>> Begin Provided text
I know that some people will say they’re not part of the problem because they “pay off their card every month.” Regardless, shortsighted credit card spending is an American epidemic. But the industry is changing: in 2010, new credit card rules will affect the way that credit card companies do business.

In May 2009, President Obama signed the Credit Card Accountability, Responsibility, and Disclosure (CARD) Act, which was created to help protect consumers from unfair and deceptive credit card practices. Today, February 22, the CARD Act takes effect, and consumers may be able to breathe a sigh of relief.

So what do the new 2010 credit card laws mean for you and your family? The legislation is complex, but the CARD Act will:

- Strongly limit annual percentage rate increases.

- Require a co-signer for credit cards issued to people under 21 years old.

- Severely restrict interest rate increases due to late payments.
>> End Provided text
>> Begin Recorded information
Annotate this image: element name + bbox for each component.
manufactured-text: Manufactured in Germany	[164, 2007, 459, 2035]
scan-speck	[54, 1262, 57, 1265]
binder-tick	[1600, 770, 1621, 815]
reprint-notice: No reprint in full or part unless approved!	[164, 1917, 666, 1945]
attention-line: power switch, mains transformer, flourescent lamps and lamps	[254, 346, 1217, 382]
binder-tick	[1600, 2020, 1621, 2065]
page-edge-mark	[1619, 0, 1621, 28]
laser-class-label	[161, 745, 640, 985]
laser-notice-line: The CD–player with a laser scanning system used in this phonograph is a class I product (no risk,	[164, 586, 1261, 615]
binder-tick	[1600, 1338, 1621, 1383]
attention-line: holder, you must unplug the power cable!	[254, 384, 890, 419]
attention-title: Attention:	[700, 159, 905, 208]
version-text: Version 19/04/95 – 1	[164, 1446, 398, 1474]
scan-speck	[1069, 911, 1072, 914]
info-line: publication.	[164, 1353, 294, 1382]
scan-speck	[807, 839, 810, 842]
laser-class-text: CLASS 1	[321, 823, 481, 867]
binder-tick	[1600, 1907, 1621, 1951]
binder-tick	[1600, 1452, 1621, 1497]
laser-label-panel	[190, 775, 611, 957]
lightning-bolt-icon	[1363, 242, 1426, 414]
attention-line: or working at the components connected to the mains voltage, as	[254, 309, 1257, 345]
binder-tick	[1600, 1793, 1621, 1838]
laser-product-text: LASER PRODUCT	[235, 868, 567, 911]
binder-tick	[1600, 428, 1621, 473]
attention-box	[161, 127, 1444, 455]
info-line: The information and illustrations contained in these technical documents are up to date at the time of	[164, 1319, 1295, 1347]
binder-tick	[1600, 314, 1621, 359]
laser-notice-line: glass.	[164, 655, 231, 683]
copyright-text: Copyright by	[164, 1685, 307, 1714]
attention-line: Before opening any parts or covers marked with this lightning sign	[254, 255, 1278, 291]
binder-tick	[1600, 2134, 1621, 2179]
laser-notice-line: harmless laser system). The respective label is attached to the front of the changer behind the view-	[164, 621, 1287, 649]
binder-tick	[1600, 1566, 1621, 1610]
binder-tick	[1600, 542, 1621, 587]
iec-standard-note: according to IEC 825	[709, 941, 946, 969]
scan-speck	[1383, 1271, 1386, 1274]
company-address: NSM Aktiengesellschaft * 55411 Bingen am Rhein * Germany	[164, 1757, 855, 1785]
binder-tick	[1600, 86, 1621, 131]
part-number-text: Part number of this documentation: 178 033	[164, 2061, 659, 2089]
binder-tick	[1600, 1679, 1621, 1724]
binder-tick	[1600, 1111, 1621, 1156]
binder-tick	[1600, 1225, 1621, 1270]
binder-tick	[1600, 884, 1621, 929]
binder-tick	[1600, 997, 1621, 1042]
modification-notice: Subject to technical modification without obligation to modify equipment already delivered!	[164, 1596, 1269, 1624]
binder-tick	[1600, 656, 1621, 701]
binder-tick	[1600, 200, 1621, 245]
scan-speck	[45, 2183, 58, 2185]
>> End Recorded information
▶ _Problems to work on_:
1) Name each change the credit card text says the CARD Act will make.
2) Pick up the credit card text after its last line and keep writing.

▶ _Task responses_:
1)
- Strongly limit annual percentage rate increases.
- Require a co-signer for credit cards issued to people under 21 years old.
- Severely restrict interest rate increases due to late payments.

2)
Laws are never perfect, but this legislation is a step in the right direction. One of the nicest things about the CARD Act is that it stops credit card companies from having payment due dates that change every month. If you're paying off multiple credit cards, like I am, then you know how moving due dates can mess up your budget.

Not everyone is pleased with the CARD Act, however. JPMorgan Chase stated that they could lose as much as $750 million this year in lost late fees and other charges. (Somehow, I don't feel bad for them. JPMorgan Chase netted roughly $11.7 billion in profit last year. Their CEO, Jamie Dimon, personally makes about $15-18 million annually.)

You can read all of the official details at WhiteHouse.gov. USA Today also has a great summary of the CARD Act and how it could affect your household’s debt.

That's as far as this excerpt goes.